Instructions »
- A) Answer these questions using the epidemic movie list:
(i) In Carriers, for how long after an infected person touches an object can touching that object still kill you?
(ii) Which Pulitzer Prize winner wrote the novel that Blindness is based on?
(iii) Which two actors star in Slither?
- B) Rewrite everything in the epidemic movie list from "Recap: An alien" down to "12 Monkeys (1995)", changing "meteor" to "comet".
- C) Continue the epidemic movie list from its last line.

Exercise passage »
****************

Recap: Two brothers and their lady friends journey through an America ravaged by a infectious virus that has killed much of the population. To survive, they've established certain rules. Anyone infected is already dead, and compassion can kill you. Brian (Chris Pine) seems like a cruel leader, but he's also keeping everyone alive. Reason: The concept is promising and for awhile Carriers works. A pre-Star Trek Pine stars as a tough guy who seems like a little bit of a jerk. But then you realize that even touching an object touched by an infected person in the last 24 hours could kill you, so his character's paranoia starts to make sense. The film works best when it shows the characters vacillating between compassion and their desire to stay alive. Unfortunately some drawn out confrontations, including a long segment about a cure, go nowhere. The tension from the beginning peters out somewhere around the middle.

4. Blindness (2008)

Recap: An epidemic of blindness strikes an unnamed city. The first people stricken are removed to an isolated hospital. A doctor's wife goes to the hospital with him, pretending to also be blind. As the only sighted person in a blind world, she has power but is also a target for anyone who knows her secret, including an unscrupulous group who take over the hospital. Reason: Based on an allegorical novel by Pulitzer Prize winner Jose Saramago, Blindness isn't a typical epidemic movie. This epidemic doesn't kill, it just leaves it's victims sightless after a lifetime of being able to see. The disease isn't so scary, it's the way society completely devolves, witnessed through the microcosm that is the group in the hospital. The film doesn't work in quite the same way as the book. Saramago's writing style can't be matched. But it's still a horrifying look at how close society is to breaking down. If you haven't noticed yet, that's really a theme here.

3. Slither (2006)

Recap: An alien parasite arrives in a small town via a meteor and starts infecting the local populace. The few remaining uninfected townspeople must fight to kill the main creepy crawly who's slowly turning his host into a gross, slug-like creature. Reason: Epidemics don't all have to be serious, especially when they're this gross. The comedy-horror film stars Nathan Fillion and Elizabeth Banks who are adept at either genre. The film's a little weird, but it's also a lot of fun. It mixes gross-outs, sex, and ridiculous situations in a fun way. Fillion needs to star in more movies, period.

2. 12 Monkeys (1995)

****************

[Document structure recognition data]
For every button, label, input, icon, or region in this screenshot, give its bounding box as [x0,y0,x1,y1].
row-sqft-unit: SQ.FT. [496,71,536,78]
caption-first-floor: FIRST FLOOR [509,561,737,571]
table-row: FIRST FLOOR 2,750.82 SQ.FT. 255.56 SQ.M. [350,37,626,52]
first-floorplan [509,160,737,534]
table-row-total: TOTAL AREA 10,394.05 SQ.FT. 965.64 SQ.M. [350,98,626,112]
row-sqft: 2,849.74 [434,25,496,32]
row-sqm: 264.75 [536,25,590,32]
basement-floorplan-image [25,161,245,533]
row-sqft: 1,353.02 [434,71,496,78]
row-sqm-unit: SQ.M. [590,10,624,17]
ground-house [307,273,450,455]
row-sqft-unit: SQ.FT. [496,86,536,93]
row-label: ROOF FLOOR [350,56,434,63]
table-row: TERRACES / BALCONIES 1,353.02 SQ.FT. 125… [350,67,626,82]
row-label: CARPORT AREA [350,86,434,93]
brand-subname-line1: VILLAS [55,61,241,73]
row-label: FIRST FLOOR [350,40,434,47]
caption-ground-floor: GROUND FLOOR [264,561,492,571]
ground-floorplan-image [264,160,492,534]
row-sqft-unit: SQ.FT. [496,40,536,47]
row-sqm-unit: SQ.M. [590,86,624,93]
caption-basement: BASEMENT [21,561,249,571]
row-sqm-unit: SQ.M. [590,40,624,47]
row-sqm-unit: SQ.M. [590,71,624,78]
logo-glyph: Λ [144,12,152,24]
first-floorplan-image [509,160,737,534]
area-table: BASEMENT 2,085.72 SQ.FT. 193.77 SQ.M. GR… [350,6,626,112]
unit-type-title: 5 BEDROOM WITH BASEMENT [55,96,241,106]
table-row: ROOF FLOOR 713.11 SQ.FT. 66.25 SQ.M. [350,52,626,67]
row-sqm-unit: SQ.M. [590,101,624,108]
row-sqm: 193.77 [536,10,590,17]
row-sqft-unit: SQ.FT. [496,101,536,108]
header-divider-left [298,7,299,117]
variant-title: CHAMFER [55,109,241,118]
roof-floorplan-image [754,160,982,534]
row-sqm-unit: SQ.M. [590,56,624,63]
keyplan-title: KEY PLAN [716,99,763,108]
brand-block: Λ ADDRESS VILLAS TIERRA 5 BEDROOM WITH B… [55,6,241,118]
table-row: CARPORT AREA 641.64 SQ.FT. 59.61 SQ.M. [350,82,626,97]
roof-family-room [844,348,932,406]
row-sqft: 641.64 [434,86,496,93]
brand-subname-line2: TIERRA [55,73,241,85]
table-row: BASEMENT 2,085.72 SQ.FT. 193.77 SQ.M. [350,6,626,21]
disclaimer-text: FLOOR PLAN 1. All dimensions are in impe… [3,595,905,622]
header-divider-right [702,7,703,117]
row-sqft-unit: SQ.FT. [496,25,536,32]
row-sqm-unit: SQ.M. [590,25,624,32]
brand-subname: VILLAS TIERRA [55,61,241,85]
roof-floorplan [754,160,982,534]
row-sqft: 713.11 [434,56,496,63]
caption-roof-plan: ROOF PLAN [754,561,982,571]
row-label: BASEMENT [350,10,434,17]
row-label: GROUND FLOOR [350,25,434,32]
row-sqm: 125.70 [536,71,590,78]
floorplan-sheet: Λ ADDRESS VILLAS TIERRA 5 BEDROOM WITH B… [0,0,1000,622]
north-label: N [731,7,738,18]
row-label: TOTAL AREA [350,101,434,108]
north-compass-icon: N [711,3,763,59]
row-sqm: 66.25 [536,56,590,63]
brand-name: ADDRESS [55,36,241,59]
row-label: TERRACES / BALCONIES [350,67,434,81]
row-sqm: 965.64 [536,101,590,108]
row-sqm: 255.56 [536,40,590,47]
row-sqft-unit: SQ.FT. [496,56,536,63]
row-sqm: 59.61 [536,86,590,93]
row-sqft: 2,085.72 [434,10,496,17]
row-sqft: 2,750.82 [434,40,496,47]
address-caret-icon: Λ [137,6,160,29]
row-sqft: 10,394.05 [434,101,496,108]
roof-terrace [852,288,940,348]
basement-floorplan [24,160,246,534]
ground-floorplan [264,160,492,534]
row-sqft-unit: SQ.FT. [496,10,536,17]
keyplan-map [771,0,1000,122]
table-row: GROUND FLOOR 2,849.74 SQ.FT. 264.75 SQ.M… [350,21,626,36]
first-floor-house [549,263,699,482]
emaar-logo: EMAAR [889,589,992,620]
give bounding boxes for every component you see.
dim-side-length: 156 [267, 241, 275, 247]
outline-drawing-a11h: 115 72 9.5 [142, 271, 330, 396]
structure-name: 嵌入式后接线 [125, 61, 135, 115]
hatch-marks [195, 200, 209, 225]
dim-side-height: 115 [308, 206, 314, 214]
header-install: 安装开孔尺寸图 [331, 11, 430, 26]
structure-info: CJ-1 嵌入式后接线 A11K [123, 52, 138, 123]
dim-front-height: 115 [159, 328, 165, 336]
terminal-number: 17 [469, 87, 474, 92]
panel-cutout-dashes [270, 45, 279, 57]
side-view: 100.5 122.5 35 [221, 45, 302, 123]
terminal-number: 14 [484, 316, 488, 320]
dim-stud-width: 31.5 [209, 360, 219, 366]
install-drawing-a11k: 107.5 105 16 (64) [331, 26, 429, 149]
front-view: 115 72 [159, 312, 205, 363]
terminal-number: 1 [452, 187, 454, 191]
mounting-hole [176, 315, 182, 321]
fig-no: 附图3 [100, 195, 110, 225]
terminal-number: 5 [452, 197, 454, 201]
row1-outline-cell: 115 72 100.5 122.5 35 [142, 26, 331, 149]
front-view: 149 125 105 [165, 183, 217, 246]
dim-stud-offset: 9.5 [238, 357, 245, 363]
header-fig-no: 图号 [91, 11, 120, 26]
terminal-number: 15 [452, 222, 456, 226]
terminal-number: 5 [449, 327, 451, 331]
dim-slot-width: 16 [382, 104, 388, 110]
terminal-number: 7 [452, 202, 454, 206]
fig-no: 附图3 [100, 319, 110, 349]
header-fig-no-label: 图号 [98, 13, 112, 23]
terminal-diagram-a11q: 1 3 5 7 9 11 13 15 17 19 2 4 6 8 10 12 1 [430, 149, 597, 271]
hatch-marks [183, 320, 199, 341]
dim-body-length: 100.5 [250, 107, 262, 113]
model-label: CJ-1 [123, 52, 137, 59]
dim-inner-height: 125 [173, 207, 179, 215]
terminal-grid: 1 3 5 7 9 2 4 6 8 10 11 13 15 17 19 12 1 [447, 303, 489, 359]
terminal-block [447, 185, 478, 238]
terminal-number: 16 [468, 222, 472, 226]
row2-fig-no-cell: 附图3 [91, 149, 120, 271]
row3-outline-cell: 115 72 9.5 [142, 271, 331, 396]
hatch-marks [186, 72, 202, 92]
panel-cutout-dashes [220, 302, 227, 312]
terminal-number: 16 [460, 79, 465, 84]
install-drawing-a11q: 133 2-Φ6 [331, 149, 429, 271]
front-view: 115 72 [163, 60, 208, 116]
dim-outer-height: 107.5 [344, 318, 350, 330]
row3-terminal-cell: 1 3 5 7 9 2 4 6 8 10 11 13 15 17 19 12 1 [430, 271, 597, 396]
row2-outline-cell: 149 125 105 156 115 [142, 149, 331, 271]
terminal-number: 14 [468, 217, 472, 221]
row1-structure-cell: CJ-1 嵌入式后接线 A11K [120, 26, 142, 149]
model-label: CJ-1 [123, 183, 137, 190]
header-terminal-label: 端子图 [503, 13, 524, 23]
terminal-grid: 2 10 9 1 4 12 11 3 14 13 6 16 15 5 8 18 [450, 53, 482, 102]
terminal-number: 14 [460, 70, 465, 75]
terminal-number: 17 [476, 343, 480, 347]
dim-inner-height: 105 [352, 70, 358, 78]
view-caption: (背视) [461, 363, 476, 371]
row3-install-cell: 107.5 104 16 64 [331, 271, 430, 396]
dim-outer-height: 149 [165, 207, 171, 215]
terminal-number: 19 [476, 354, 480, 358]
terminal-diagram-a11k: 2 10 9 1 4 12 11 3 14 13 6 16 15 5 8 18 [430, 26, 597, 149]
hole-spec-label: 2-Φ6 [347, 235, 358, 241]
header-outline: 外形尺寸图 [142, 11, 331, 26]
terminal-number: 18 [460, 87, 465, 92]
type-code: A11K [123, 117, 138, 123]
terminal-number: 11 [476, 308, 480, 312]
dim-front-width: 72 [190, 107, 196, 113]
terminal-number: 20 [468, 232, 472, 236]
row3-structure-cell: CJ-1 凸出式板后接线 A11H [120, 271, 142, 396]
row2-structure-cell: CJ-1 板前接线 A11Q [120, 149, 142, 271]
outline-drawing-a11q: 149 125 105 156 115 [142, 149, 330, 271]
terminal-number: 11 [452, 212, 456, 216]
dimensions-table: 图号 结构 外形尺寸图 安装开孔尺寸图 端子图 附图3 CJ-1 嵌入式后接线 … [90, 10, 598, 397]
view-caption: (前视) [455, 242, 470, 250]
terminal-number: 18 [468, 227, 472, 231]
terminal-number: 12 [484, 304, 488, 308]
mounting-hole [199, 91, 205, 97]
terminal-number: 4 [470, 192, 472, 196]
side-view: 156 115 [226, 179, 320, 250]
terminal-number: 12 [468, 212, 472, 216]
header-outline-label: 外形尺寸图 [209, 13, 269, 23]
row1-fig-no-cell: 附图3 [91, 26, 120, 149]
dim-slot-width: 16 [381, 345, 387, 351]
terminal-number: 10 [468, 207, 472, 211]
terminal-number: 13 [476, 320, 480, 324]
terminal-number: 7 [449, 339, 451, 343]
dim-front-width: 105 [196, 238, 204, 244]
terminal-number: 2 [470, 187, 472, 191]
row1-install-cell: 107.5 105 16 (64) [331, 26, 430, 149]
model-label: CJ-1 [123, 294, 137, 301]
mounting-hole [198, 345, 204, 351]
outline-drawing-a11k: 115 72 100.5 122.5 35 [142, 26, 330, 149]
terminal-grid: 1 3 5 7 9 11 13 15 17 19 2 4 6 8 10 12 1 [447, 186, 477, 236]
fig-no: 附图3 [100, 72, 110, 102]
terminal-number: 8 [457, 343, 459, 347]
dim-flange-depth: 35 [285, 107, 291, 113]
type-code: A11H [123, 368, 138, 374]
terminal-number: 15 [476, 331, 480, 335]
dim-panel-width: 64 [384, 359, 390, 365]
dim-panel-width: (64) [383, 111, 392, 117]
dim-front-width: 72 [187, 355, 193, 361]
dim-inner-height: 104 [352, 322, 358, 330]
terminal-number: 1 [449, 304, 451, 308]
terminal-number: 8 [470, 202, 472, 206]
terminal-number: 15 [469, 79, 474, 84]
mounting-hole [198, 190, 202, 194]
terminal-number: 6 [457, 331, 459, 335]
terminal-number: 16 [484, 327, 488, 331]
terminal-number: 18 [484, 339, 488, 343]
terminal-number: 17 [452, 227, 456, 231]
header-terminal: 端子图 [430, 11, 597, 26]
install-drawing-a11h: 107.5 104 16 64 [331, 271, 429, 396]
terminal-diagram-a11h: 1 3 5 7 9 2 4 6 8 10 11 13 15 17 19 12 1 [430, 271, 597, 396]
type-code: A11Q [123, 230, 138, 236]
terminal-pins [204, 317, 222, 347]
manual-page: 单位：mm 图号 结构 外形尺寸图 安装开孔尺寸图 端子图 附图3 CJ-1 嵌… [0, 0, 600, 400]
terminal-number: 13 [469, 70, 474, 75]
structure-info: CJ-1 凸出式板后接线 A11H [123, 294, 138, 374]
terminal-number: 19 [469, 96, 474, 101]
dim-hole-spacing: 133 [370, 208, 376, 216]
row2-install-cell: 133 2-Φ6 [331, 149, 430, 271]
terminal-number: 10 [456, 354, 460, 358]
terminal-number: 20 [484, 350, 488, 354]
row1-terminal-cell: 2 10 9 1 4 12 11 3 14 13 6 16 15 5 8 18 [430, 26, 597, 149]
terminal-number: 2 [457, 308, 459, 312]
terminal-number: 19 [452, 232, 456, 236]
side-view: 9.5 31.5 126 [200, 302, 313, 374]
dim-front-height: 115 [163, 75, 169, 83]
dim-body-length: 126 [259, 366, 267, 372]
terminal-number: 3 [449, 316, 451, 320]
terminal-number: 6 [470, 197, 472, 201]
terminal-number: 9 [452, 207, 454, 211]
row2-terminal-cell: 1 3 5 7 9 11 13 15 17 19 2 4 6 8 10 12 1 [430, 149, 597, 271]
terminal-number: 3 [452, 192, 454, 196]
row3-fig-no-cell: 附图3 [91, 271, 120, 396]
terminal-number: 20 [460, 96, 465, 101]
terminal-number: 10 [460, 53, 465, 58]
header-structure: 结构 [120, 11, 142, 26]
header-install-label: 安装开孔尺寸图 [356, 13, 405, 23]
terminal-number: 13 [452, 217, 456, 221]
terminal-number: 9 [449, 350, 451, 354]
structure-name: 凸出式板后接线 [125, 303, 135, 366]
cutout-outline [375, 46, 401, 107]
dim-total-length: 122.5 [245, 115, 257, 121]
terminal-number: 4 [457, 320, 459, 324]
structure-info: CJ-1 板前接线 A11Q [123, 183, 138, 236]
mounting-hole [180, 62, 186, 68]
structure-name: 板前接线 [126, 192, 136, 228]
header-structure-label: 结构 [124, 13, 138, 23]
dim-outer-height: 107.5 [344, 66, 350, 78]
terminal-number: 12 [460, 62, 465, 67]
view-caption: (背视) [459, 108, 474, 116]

****************

Responses »
- A)
(i) 24 hours
(ii) Jose Saramago
(iii) Nathan Fillion and Elizabeth Banks

- B)
Recap: An alien parasite arrives in a small town via a comet and starts infecting the local populace. The few remaining uninfected townspeople must fight to kill the main creepy crawly who's slowly turning his host into a gross, slug-like creature. Reason: Epidemics don't all have to be serious, especially when they're this gross. The comedy-horror film stars Nathan Fillion and Elizabeth Banks who are adept at either genre. The film's a little weird, but it's also a lot of fun. It mixes gross-outs, sex, and ridiculous situations in a fun way. Fillion needs to star in more movies, period.

2. 12 Monkeys (1995)

- C)
Recap: Terry Gilliam's remake of La Jetee takes a different path but still packs a familiar punch. Bruce Willis is a prisoner who travels back in time in an effort to thwart a future plague. His struggle isn't just to stop the virus, but also whether he can even influence the future. Reason: Ostensibly about an epidemic, the story looks at free will versus fate with a killer ending. The title is itself a red herring, the 12 Monkeys are a militant group believed to be responsible for the plague. Gilliam enjoys running his protagonist down blind alleyways to nowhere, but it's such a crazy, frantic journey that I enjoyed it as well. Plus, it has one of the truly great endings in film.

1. 28 Days Later (2002)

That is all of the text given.